— RECORDS PROVIDED —
****************************************
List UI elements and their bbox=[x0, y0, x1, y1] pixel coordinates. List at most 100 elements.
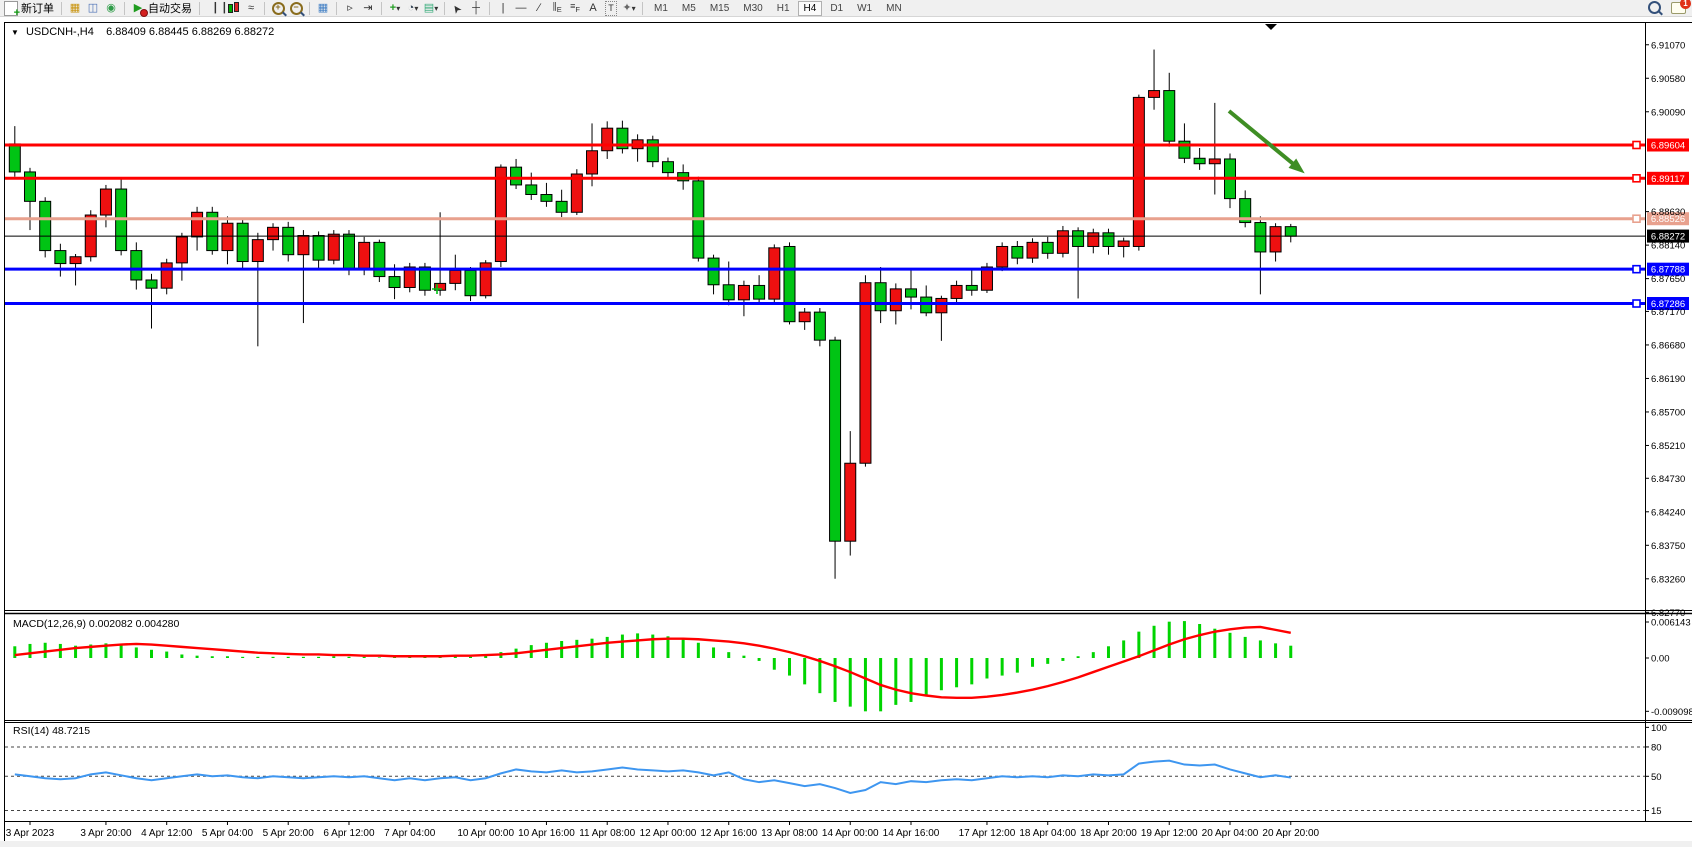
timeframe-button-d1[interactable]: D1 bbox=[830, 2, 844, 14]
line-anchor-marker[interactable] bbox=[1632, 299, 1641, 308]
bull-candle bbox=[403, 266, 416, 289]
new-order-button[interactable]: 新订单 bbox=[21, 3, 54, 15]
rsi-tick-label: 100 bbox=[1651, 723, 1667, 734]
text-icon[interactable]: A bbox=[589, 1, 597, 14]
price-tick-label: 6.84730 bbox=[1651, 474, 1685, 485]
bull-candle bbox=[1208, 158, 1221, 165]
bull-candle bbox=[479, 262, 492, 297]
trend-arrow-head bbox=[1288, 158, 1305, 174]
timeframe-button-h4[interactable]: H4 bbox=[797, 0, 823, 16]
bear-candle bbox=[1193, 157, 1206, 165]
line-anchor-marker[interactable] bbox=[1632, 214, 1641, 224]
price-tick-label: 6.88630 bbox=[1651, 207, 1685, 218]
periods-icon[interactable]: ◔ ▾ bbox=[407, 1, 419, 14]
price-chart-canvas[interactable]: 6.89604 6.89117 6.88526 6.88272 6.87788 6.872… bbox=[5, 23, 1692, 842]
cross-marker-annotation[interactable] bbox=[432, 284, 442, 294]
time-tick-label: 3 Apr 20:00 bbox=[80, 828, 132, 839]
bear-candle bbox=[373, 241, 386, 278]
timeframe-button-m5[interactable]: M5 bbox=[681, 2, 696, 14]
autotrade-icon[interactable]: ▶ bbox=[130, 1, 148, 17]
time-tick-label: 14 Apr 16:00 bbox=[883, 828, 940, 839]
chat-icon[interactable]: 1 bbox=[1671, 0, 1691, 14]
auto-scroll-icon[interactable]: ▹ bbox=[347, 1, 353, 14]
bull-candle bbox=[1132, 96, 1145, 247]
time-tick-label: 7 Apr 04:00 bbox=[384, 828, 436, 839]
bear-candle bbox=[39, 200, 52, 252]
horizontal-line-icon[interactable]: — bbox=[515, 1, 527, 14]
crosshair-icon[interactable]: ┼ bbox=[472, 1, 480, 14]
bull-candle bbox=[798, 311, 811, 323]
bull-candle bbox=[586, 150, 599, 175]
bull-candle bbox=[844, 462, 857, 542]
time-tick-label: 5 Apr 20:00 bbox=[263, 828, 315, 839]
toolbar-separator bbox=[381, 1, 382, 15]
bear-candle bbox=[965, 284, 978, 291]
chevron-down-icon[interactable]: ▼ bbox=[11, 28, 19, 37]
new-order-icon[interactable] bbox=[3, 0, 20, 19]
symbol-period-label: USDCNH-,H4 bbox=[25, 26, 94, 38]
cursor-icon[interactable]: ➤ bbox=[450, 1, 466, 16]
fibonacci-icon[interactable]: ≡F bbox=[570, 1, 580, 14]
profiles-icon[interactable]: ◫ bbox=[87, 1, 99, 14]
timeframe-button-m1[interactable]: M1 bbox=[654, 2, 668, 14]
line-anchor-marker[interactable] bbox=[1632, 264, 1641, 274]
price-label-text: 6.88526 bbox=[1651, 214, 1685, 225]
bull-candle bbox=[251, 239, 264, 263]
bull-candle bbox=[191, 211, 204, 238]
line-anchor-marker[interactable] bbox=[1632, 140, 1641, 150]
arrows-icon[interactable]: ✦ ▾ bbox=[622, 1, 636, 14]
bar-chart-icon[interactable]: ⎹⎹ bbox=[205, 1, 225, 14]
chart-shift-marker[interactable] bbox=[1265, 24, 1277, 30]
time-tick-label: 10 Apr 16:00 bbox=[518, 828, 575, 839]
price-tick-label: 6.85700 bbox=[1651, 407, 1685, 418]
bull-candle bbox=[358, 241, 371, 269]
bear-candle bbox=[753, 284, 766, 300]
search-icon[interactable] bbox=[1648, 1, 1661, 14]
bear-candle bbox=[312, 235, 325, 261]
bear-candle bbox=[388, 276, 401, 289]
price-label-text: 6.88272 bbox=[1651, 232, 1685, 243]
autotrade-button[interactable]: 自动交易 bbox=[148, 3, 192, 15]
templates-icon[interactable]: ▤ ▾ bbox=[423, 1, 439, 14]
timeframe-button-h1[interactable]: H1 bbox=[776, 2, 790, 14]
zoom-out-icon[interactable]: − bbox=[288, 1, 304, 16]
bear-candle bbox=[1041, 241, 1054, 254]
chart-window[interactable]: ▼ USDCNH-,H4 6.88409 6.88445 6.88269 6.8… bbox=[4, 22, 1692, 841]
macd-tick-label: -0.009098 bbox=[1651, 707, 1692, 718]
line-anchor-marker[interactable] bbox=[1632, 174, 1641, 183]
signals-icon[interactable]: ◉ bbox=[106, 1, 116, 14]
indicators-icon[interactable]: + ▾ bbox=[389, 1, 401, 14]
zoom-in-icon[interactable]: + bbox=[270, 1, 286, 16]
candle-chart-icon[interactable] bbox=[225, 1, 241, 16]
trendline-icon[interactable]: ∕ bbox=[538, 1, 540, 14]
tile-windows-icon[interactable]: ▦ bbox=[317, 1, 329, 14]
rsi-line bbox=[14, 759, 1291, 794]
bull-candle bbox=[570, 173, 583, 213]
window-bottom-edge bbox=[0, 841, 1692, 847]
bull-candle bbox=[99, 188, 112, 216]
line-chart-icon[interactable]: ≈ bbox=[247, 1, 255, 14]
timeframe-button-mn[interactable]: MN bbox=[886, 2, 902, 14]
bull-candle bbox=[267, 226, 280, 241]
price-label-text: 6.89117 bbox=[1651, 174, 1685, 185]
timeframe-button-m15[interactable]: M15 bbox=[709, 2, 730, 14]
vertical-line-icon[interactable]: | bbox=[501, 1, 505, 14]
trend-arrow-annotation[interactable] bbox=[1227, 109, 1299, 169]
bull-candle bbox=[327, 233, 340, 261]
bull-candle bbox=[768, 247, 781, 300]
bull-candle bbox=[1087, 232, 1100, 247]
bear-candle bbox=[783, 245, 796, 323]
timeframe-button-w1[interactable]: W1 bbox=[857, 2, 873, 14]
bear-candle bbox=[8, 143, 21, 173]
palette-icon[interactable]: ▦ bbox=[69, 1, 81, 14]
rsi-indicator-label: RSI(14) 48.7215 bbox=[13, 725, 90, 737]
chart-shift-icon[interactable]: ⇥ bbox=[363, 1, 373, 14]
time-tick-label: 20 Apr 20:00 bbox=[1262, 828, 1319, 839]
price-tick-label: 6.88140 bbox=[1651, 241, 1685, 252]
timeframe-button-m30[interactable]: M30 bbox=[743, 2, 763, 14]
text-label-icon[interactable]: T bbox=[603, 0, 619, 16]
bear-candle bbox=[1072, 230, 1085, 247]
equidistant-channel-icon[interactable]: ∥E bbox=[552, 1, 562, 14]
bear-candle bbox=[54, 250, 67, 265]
****************************************
— TASK BRIEF —
Copy out the lines of the material verbatim, beginning at the line that contains "timeframe-button-d1[interactable]: D1 bbox=[830, 2, 844, 14]" and ending after the line that contains "rsi-tick-label: 100 bbox=[1651, 723, 1667, 734]".

— WRITTEN RESPONSE —
timeframe-button-d1[interactable]: D1 bbox=[830, 2, 844, 14]
line-anchor-marker[interactable] bbox=[1632, 299, 1641, 308]
bull-candle bbox=[403, 266, 416, 289]
new-order-button[interactable]: 新订单 bbox=[21, 3, 54, 15]
rsi-tick-label: 100 bbox=[1651, 723, 1667, 734]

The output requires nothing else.